* Jobs
a) In the analysis of California campaign contributions, which two candidates are the favorites among Republicans?
b) Retype the part of the contributions analysis that begins at the words "Not really. The" and ends after the words "money than Sanders.".

* Page
++++++++
The new layer that adds colour depending on the party who receives the contribution reinforces the idea that CA is mostly democrat. Republicans’ numbers are pretty low, so it is difficult to get information from them. Let’s remove democrats so we can have an easier to read picture of all others.
Cruz and Rubio are the favourite ones among Republicans.
The mean line added shows that there are many ouliners here making it a bit useless without some adjustments first.
Limiting the y from 0 to 1000 and adding an alpha of 1/100 we can get a better picture. Clinton and Sanders have so high number of contributions that they are really above the mean. Both candidates are per-se ouliners. We see that people tend to contribute with 100\(, 250\), 500\(, 750\) and 1000$. Those are round numbers, so they appear often.
There is not much new data, since we have already explored most of the useful variables of the data set. Adding parties as a third variable in our graphs helps us to see the big difference between Democrats and Republicans in California. Something we already found before but gets even more clear now.
Not really. The data we have seen was the expected one after previous analysis.
The data we are analysing includes the amount of money each candidate has received from individual contributors in California. Therefore, the first graph shown here is created to get a first overview of general contributions in California and try to get an overall idea. It shows the total amount of dolars received by each candidate.
In the graph we can see the total amount of dolars received by each candidate. Colors represent the party to which the candidate belongs to. Clinton and Sanders, both democrat, are the ones getting more financial help. The difference between the two candidates is also pretty large with Clinton receiving almost twice more money than Sanders.
++++++++
* Collected material
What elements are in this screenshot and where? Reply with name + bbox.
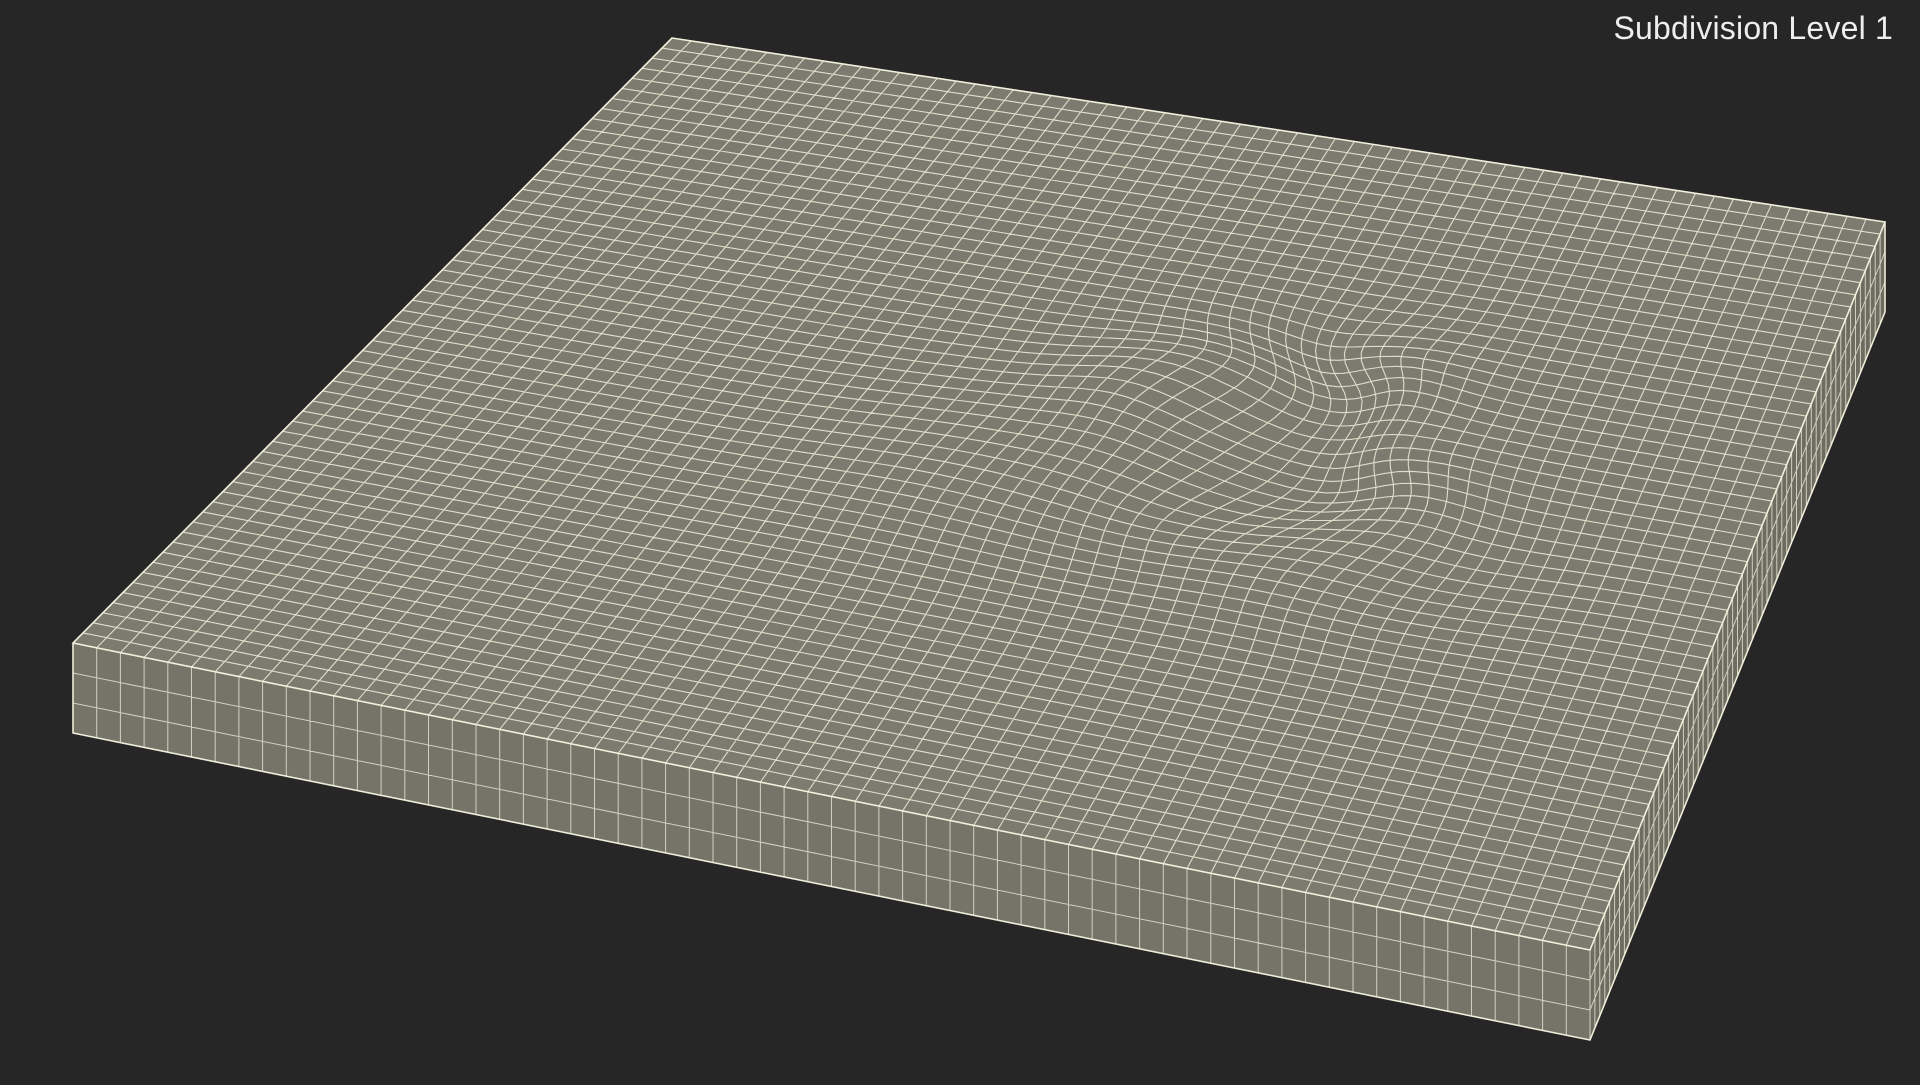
++++++++
* Exercise results
a) Cruz and Rubio

b)
Not really. The data we have seen was the expected one after previous analysis.
The data we are analysing includes the amount of money each candidate has received from individual contributors in California. Therefore, the first graph shown here is created to get a first overview of general contributions in California and try to get an overall idea. It shows the total amount of dolars received by each candidate.
In the graph we can see the total amount of dolars received by each candidate. Colors represent the party to which the candidate belongs to. Clinton and Sanders, both democrat, are the ones getting more financial help. The difference between the two candidates is also pretty large with Clinton receiving almost twice more money than Sanders.